• _TASK OBJECTIVE_:
Each entry must be given again exactly; images do not belong in the copy.

Records from a data source:
++++++++

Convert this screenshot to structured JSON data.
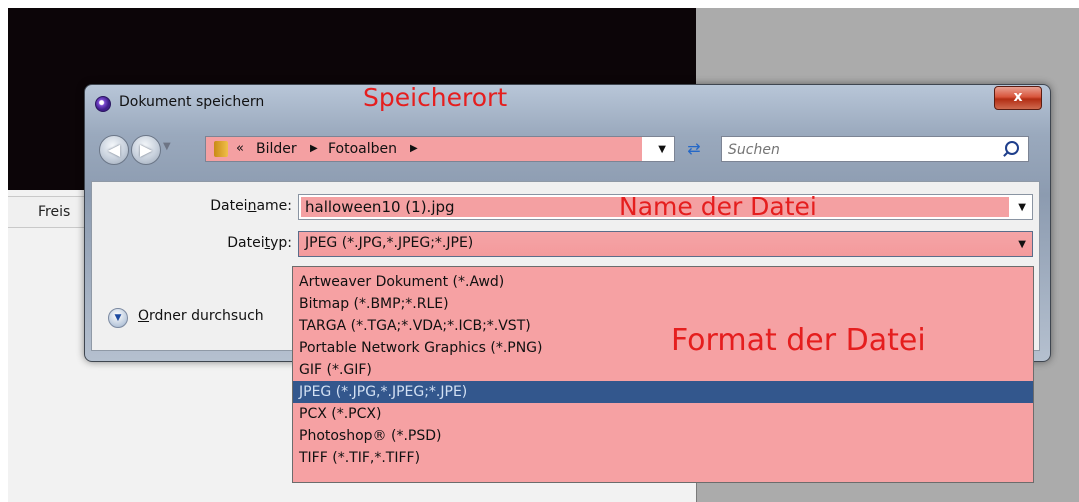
{
  "background": {
    "status_text": "Freis"
  },
  "dialog": {
    "title": "Dokument speichern",
    "title_annotation": "Speicherort",
    "close_symbol": "x",
    "address": {
      "chevron": "«",
      "crumbs": [
        "Bilder",
        "Fotoalben"
      ]
    },
    "search_placeholder": "Suchen",
    "filename": {
      "label_pre": "Datei",
      "label_underline": "n",
      "label_post": "ame:",
      "value": "halloween10 (1).jpg",
      "annotation": "Name der Datei"
    },
    "filetype": {
      "label_pre": "Datei",
      "label_underline": "t",
      "label_post": "yp:",
      "value": "JPEG (*.JPG,*.JPEG;*.JPE)"
    },
    "browse": {
      "label_underline": "O",
      "label_post": "rdner durchsuch"
    }
  },
  "dropdown": {
    "annotation": "Format der Datei",
    "selected_index": 5,
    "options": [
      "Artweaver Dokument (*.Awd)",
      "Bitmap (*.BMP;*.RLE)",
      "TARGA (*.TGA;*.VDA;*.ICB;*.VST)",
      "Portable Network Graphics (*.PNG)",
      "GIF (*.GIF)",
      "JPEG (*.JPG,*.JPEG;*.JPE)",
      "PCX (*.PCX)",
      "Photoshop® (*.PSD)",
      "TIFF (*.TIF,*.TIFF)"
    ]
  },
  "colors": {
    "annotation_red": "#e51e1e",
    "highlight_pink": "#f4a0a2",
    "selection_blue": "#33578d"
  },
  "icons": [
    "app-icon",
    "close-icon",
    "back-arrow-icon",
    "forward-arrow-icon",
    "folder-icon",
    "refresh-icon",
    "search-icon",
    "expand-chevron-icon",
    "dropdown-arrow-icon"
  ]
}
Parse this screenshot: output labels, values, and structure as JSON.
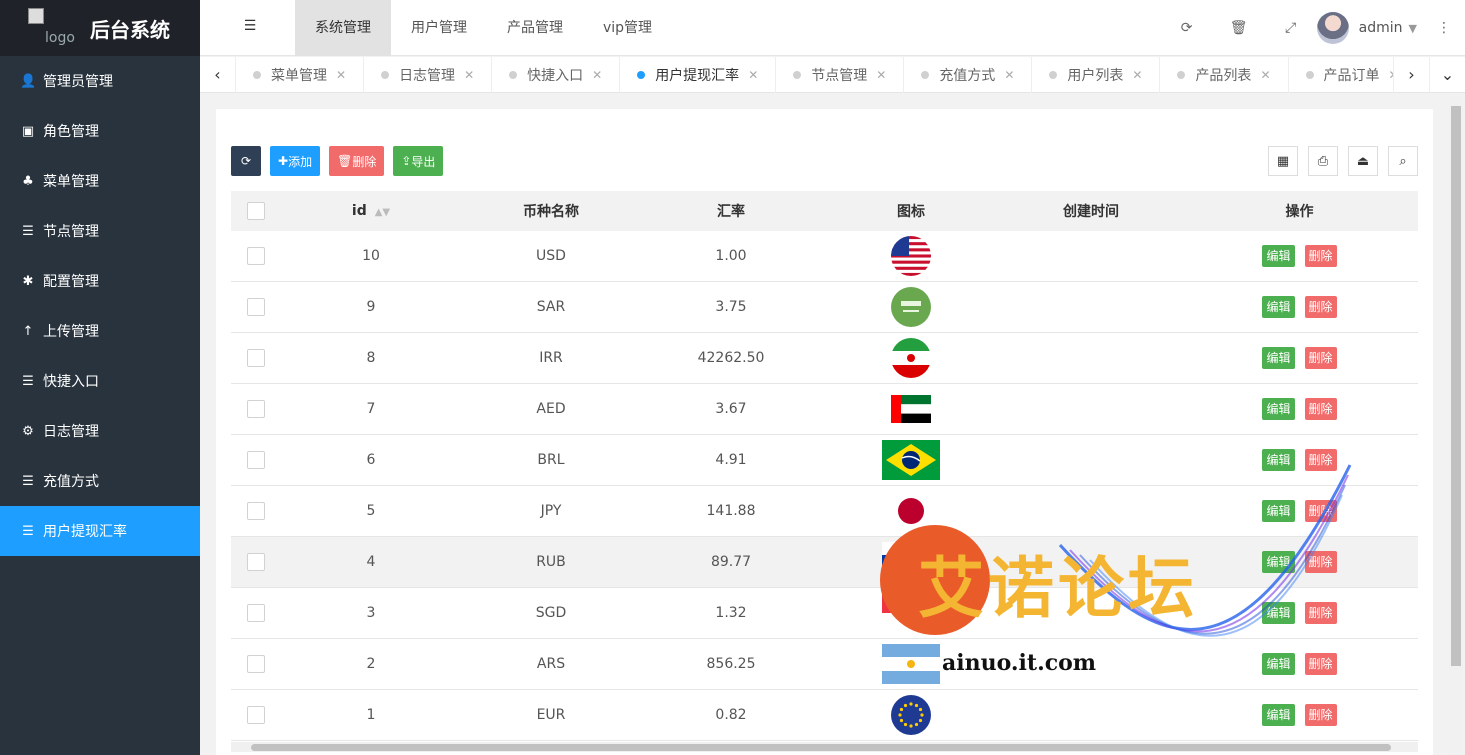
{
  "app": {
    "logo_alt": "logo",
    "title": "后台系统"
  },
  "sidebar": {
    "items": [
      {
        "label": "管理员管理",
        "icon": "user-icon"
      },
      {
        "label": "角色管理",
        "icon": "id-card-icon"
      },
      {
        "label": "菜单管理",
        "icon": "tree-icon"
      },
      {
        "label": "节点管理",
        "icon": "list-icon"
      },
      {
        "label": "配置管理",
        "icon": "asterisk-icon"
      },
      {
        "label": "上传管理",
        "icon": "arrow-up-icon"
      },
      {
        "label": "快捷入口",
        "icon": "list-icon"
      },
      {
        "label": "日志管理",
        "icon": "gear-icon"
      },
      {
        "label": "充值方式",
        "icon": "list-icon"
      },
      {
        "label": "用户提现汇率",
        "icon": "list-icon",
        "active": true
      }
    ]
  },
  "header": {
    "nav": [
      "系统管理",
      "用户管理",
      "产品管理",
      "vip管理"
    ],
    "active_nav": "系统管理",
    "username": "admin"
  },
  "tabs": [
    {
      "label": "菜单管理"
    },
    {
      "label": "日志管理"
    },
    {
      "label": "快捷入口"
    },
    {
      "label": "用户提现汇率",
      "active": true
    },
    {
      "label": "节点管理"
    },
    {
      "label": "充值方式"
    },
    {
      "label": "用户列表"
    },
    {
      "label": "产品列表"
    },
    {
      "label": "产品订单"
    }
  ],
  "toolbar": {
    "add_label": "添加",
    "delete_label": "删除",
    "export_label": "导出"
  },
  "table": {
    "columns": {
      "id": "id",
      "name": "币种名称",
      "rate": "汇率",
      "icon": "图标",
      "created": "创建时间",
      "actions": "操作"
    },
    "edit_label": "编辑",
    "delete_label": "删除",
    "rows": [
      {
        "id": "10",
        "name": "USD",
        "rate": "1.00",
        "flag": "us"
      },
      {
        "id": "9",
        "name": "SAR",
        "rate": "3.75",
        "flag": "sa"
      },
      {
        "id": "8",
        "name": "IRR",
        "rate": "42262.50",
        "flag": "ir"
      },
      {
        "id": "7",
        "name": "AED",
        "rate": "3.67",
        "flag": "ae"
      },
      {
        "id": "6",
        "name": "BRL",
        "rate": "4.91",
        "flag": "br"
      },
      {
        "id": "5",
        "name": "JPY",
        "rate": "141.88",
        "flag": "jp"
      },
      {
        "id": "4",
        "name": "RUB",
        "rate": "89.77",
        "flag": "ru"
      },
      {
        "id": "3",
        "name": "SGD",
        "rate": "1.32",
        "flag": "sg"
      },
      {
        "id": "2",
        "name": "ARS",
        "rate": "856.25",
        "flag": "ar"
      },
      {
        "id": "1",
        "name": "EUR",
        "rate": "0.82",
        "flag": "eu"
      }
    ]
  },
  "watermark": {
    "text": "艾诺论坛",
    "domain": "ainuo.it.com"
  }
}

++++++++

• _SOLUTION_:
Convert this screenshot to structured JSON data.
{
  "background": {
    "status_text": "Freis"
  },
  "dialog": {
    "title": "Dokument speichern",
    "title_annotation": "Speicherort",
    "close_symbol": "x",
    "address": {
      "chevron": "«",
      "crumbs": [
        "Bilder",
        "Fotoalben"
      ]
    },
    "search_placeholder": "Suchen",
    "filename": {
      "label_pre": "Datei",
      "label_underline": "n",
      "label_post": "ame:",
      "value": "halloween10 (1).jpg",
      "annotation": "Name der Datei"
    },
    "filetype": {
      "label_pre": "Datei",
      "label_underline": "t",
      "label_post": "yp:",
      "value": "JPEG (*.JPG,*.JPEG;*.JPE)"
    },
    "browse": {
      "label_underline": "O",
      "label_post": "rdner durchsuch"
    }
  },
  "dropdown": {
    "annotation": "Format der Datei",
    "selected_index": 5,
    "options": [
      "Artweaver Dokument (*.Awd)",
      "Bitmap (*.BMP;*.RLE)",
      "TARGA (*.TGA;*.VDA;*.ICB;*.VST)",
      "Portable Network Graphics (*.PNG)",
      "GIF (*.GIF)",
      "JPEG (*.JPG,*.JPEG;*.JPE)",
      "PCX (*.PCX)",
      "Photoshop® (*.PSD)",
      "TIFF (*.TIF,*.TIFF)"
    ]
  },
  "colors": {
    "annotation_red": "#e51e1e",
    "highlight_pink": "#f4a0a2",
    "selection_blue": "#33578d"
  },
  "icons": [
    "app-icon",
    "close-icon",
    "back-arrow-icon",
    "forward-arrow-icon",
    "folder-icon",
    "refresh-icon",
    "search-icon",
    "expand-chevron-icon",
    "dropdown-arrow-icon"
  ]
}
Parse this screenshot: output labels, values, and structure as JSON.
{
  "app": {
    "logo_alt": "logo",
    "title": "后台系统"
  },
  "sidebar": {
    "items": [
      {
        "label": "管理员管理",
        "icon": "user-icon"
      },
      {
        "label": "角色管理",
        "icon": "id-card-icon"
      },
      {
        "label": "菜单管理",
        "icon": "tree-icon"
      },
      {
        "label": "节点管理",
        "icon": "list-icon"
      },
      {
        "label": "配置管理",
        "icon": "asterisk-icon"
      },
      {
        "label": "上传管理",
        "icon": "arrow-up-icon"
      },
      {
        "label": "快捷入口",
        "icon": "list-icon"
      },
      {
        "label": "日志管理",
        "icon": "gear-icon"
      },
      {
        "label": "充值方式",
        "icon": "list-icon"
      },
      {
        "label": "用户提现汇率",
        "icon": "list-icon",
        "active": true
      }
    ]
  },
  "header": {
    "nav": [
      "系统管理",
      "用户管理",
      "产品管理",
      "vip管理"
    ],
    "active_nav": "系统管理",
    "username": "admin"
  },
  "tabs": [
    {
      "label": "菜单管理"
    },
    {
      "label": "日志管理"
    },
    {
      "label": "快捷入口"
    },
    {
      "label": "用户提现汇率",
      "active": true
    },
    {
      "label": "节点管理"
    },
    {
      "label": "充值方式"
    },
    {
      "label": "用户列表"
    },
    {
      "label": "产品列表"
    },
    {
      "label": "产品订单"
    }
  ],
  "toolbar": {
    "add_label": "添加",
    "delete_label": "删除",
    "export_label": "导出"
  },
  "table": {
    "columns": {
      "id": "id",
      "name": "币种名称",
      "rate": "汇率",
      "icon": "图标",
      "created": "创建时间",
      "actions": "操作"
    },
    "edit_label": "编辑",
    "delete_label": "删除",
    "rows": [
      {
        "id": "10",
        "name": "USD",
        "rate": "1.00",
        "flag": "us"
      },
      {
        "id": "9",
        "name": "SAR",
        "rate": "3.75",
        "flag": "sa"
      },
      {
        "id": "8",
        "name": "IRR",
        "rate": "42262.50",
        "flag": "ir"
      },
      {
        "id": "7",
        "name": "AED",
        "rate": "3.67",
        "flag": "ae"
      },
      {
        "id": "6",
        "name": "BRL",
        "rate": "4.91",
        "flag": "br"
      },
      {
        "id": "5",
        "name": "JPY",
        "rate": "141.88",
        "flag": "jp"
      },
      {
        "id": "4",
        "name": "RUB",
        "rate": "89.77",
        "flag": "ru"
      },
      {
        "id": "3",
        "name": "SGD",
        "rate": "1.32",
        "flag": "sg"
      },
      {
        "id": "2",
        "name": "ARS",
        "rate": "856.25",
        "flag": "ar"
      },
      {
        "id": "1",
        "name": "EUR",
        "rate": "0.82",
        "flag": "eu"
      }
    ]
  },
  "watermark": {
    "text": "艾诺论坛",
    "domain": "ainuo.it.com"
  }
}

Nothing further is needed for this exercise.